(Data records)

──────────────────────────────

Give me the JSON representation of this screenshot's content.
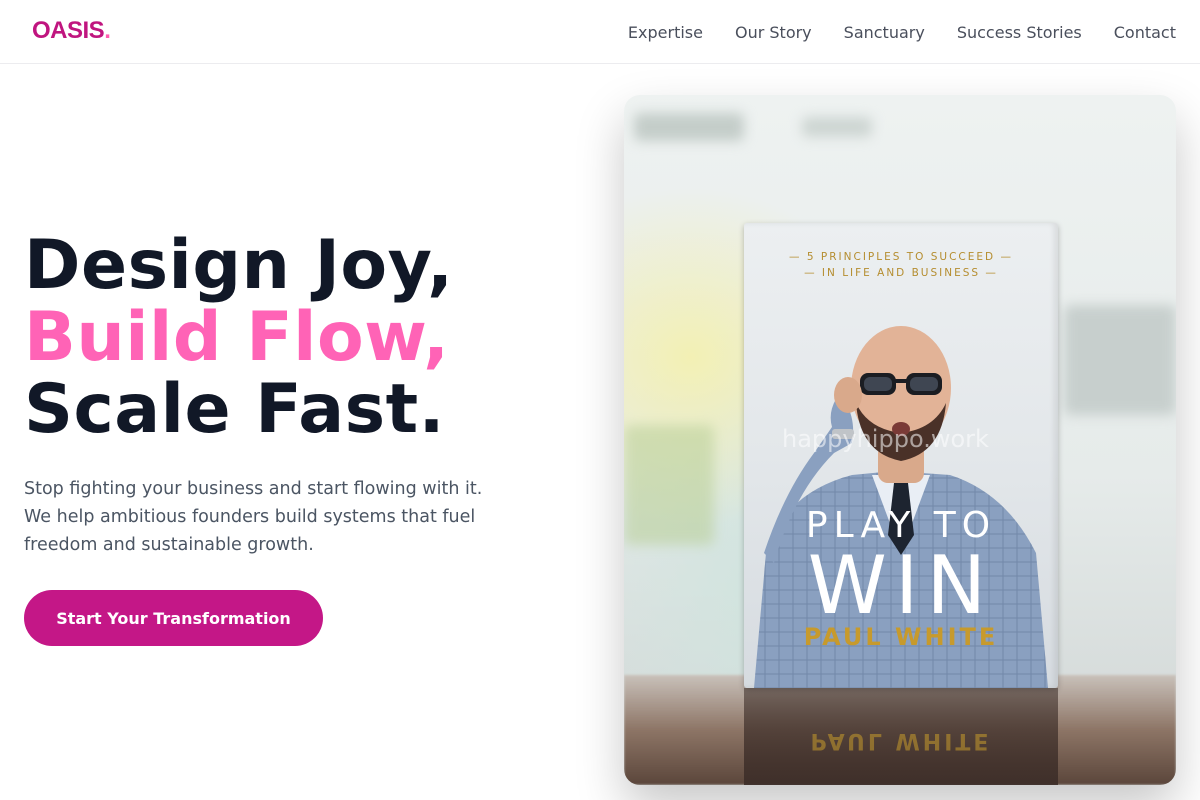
{
  "brand": {
    "logo_text": "OASIS",
    "logo_dot": ".",
    "primary_color": "#c41787",
    "accent_color": "#ff63b6"
  },
  "nav": {
    "items": [
      {
        "label": "Expertise"
      },
      {
        "label": "Our Story"
      },
      {
        "label": "Sanctuary"
      },
      {
        "label": "Success Stories"
      },
      {
        "label": "Contact"
      }
    ]
  },
  "hero": {
    "headline_line1": "Design Joy,",
    "headline_line2": "Build Flow,",
    "headline_line3": "Scale Fast.",
    "subtext": "Stop fighting your business and start flowing with it. We help ambitious founders build systems that fuel freedom and sustainable growth.",
    "cta_label": "Start Your Transformation"
  },
  "hero_image": {
    "book_tagline_line1": "— 5 PRINCIPLES TO SUCCEED —",
    "book_tagline_line2": "— IN LIFE AND BUSINESS —",
    "book_title_line1": "PLAY TO",
    "book_title_line2": "WIN",
    "book_author": "PAUL WHITE",
    "watermark": "happyhippo.work"
  }
}
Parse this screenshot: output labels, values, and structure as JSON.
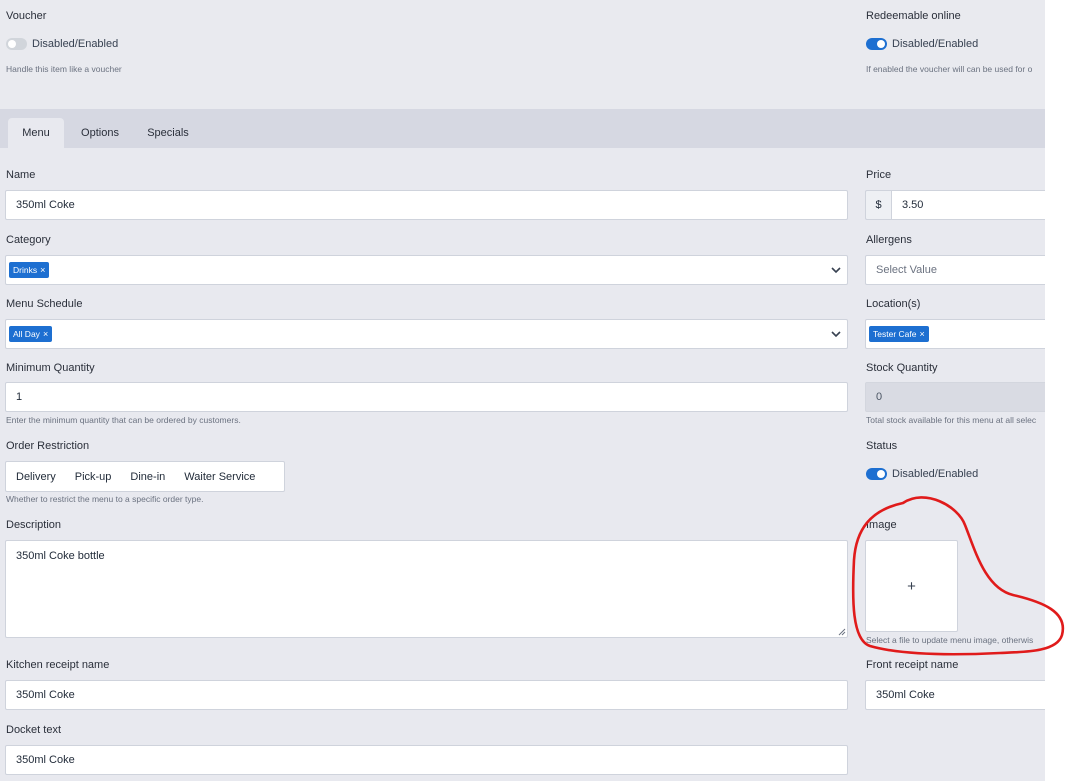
{
  "voucher": {
    "label": "Voucher",
    "toggle_text": "Disabled/Enabled",
    "help": "Handle this item like a voucher",
    "enabled": false
  },
  "redeemable": {
    "label": "Redeemable online",
    "toggle_text": "Disabled/Enabled",
    "help": "If enabled the voucher will can be used for o",
    "enabled": true
  },
  "tabs": [
    {
      "label": "Menu",
      "active": true
    },
    {
      "label": "Options",
      "active": false
    },
    {
      "label": "Specials",
      "active": false
    }
  ],
  "name": {
    "label": "Name",
    "value": "350ml Coke"
  },
  "price": {
    "label": "Price",
    "prefix": "$",
    "value": "3.50"
  },
  "category": {
    "label": "Category",
    "chip": "Drinks"
  },
  "allergens": {
    "label": "Allergens",
    "placeholder": "Select Value"
  },
  "menu_schedule": {
    "label": "Menu Schedule",
    "chip": "All Day"
  },
  "locations": {
    "label": "Location(s)",
    "chip": "Tester Cafe"
  },
  "minimum_quantity": {
    "label": "Minimum Quantity",
    "value": "1",
    "help": "Enter the minimum quantity that can be ordered by customers."
  },
  "stock_quantity": {
    "label": "Stock Quantity",
    "value": "0",
    "help": "Total stock available for this menu at all selec"
  },
  "order_restriction": {
    "label": "Order Restriction",
    "options": [
      "Delivery",
      "Pick-up",
      "Dine-in",
      "Waiter Service"
    ],
    "help": "Whether to restrict the menu to a specific order type."
  },
  "status": {
    "label": "Status",
    "toggle_text": "Disabled/Enabled",
    "enabled": true
  },
  "description": {
    "label": "Description",
    "value": "350ml Coke bottle"
  },
  "image": {
    "label": "Image",
    "add_symbol": "+",
    "help": "Select a file to update menu image, otherwis"
  },
  "kitchen_receipt_name": {
    "label": "Kitchen receipt name",
    "value": "350ml Coke"
  },
  "front_receipt_name": {
    "label": "Front receipt name",
    "value": "350ml Coke"
  },
  "docket_text": {
    "label": "Docket text",
    "value": "350ml Coke"
  },
  "colors": {
    "accent": "#1d6fd1",
    "annotation": "#e01b1b"
  }
}
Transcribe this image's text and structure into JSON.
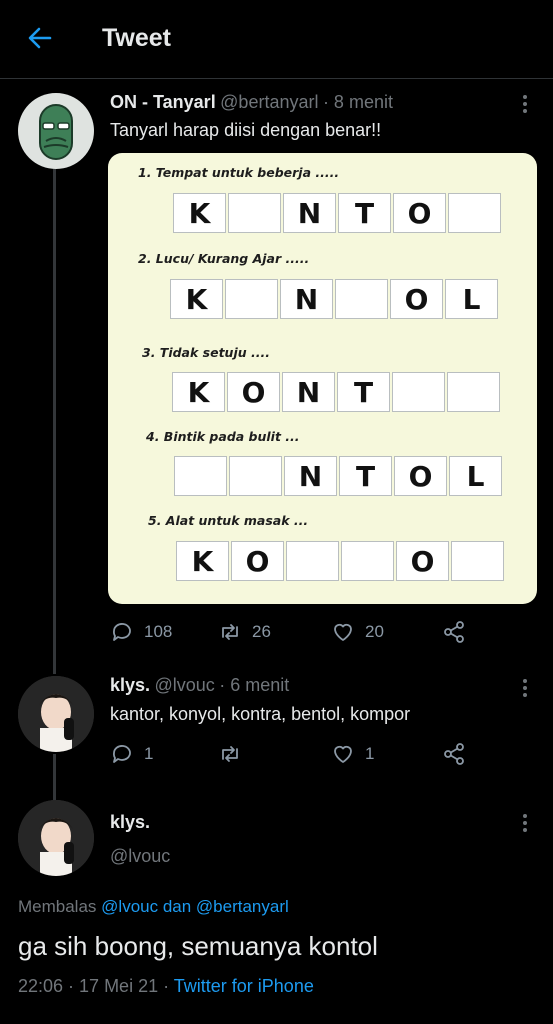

──────────────────────────────

§ Task requirements
Retype the listing exactly. Pictures do not belong in the copy.

§ Finished task
Give me the JSON representation of this screenshot's content.
{
  "brand": {
    "logo_text": "OASIS",
    "logo_dot": ".",
    "primary_color": "#c41787",
    "accent_color": "#ff63b6"
  },
  "nav": {
    "items": [
      {
        "label": "Expertise"
      },
      {
        "label": "Our Story"
      },
      {
        "label": "Sanctuary"
      },
      {
        "label": "Success Stories"
      },
      {
        "label": "Contact"
      }
    ]
  },
  "hero": {
    "headline_line1": "Design Joy,",
    "headline_line2": "Build Flow,",
    "headline_line3": "Scale Fast.",
    "subtext": "Stop fighting your business and start flowing with it. We help ambitious founders build systems that fuel freedom and sustainable growth.",
    "cta_label": "Start Your Transformation"
  },
  "hero_image": {
    "book_tagline_line1": "— 5 PRINCIPLES TO SUCCEED —",
    "book_tagline_line2": "— IN LIFE AND BUSINESS —",
    "book_title_line1": "PLAY TO",
    "book_title_line2": "WIN",
    "book_author": "PAUL WHITE",
    "watermark": "happyhippo.work"
  }
}
Parse this screenshot: output labels, values, and structure as JSON.
{
  "voucher": {
    "label": "Voucher",
    "toggle_text": "Disabled/Enabled",
    "help": "Handle this item like a voucher",
    "enabled": false
  },
  "redeemable": {
    "label": "Redeemable online",
    "toggle_text": "Disabled/Enabled",
    "help": "If enabled the voucher will can be used for o",
    "enabled": true
  },
  "tabs": [
    {
      "label": "Menu",
      "active": true
    },
    {
      "label": "Options",
      "active": false
    },
    {
      "label": "Specials",
      "active": false
    }
  ],
  "name": {
    "label": "Name",
    "value": "350ml Coke"
  },
  "price": {
    "label": "Price",
    "prefix": "$",
    "value": "3.50"
  },
  "category": {
    "label": "Category",
    "chip": "Drinks"
  },
  "allergens": {
    "label": "Allergens",
    "placeholder": "Select Value"
  },
  "menu_schedule": {
    "label": "Menu Schedule",
    "chip": "All Day"
  },
  "locations": {
    "label": "Location(s)",
    "chip": "Tester Cafe"
  },
  "minimum_quantity": {
    "label": "Minimum Quantity",
    "value": "1",
    "help": "Enter the minimum quantity that can be ordered by customers."
  },
  "stock_quantity": {
    "label": "Stock Quantity",
    "value": "0",
    "help": "Total stock available for this menu at all selec"
  },
  "order_restriction": {
    "label": "Order Restriction",
    "options": [
      "Delivery",
      "Pick-up",
      "Dine-in",
      "Waiter Service"
    ],
    "help": "Whether to restrict the menu to a specific order type."
  },
  "status": {
    "label": "Status",
    "toggle_text": "Disabled/Enabled",
    "enabled": true
  },
  "description": {
    "label": "Description",
    "value": "350ml Coke bottle"
  },
  "image": {
    "label": "Image",
    "add_symbol": "+",
    "help": "Select a file to update menu image, otherwis"
  },
  "kitchen_receipt_name": {
    "label": "Kitchen receipt name",
    "value": "350ml Coke"
  },
  "front_receipt_name": {
    "label": "Front receipt name",
    "value": "350ml Coke"
  },
  "docket_text": {
    "label": "Docket text",
    "value": "350ml Coke"
  },
  "colors": {
    "accent": "#1d6fd1",
    "annotation": "#e01b1b"
  }
}
Transcribe this image's text and structure into JSON.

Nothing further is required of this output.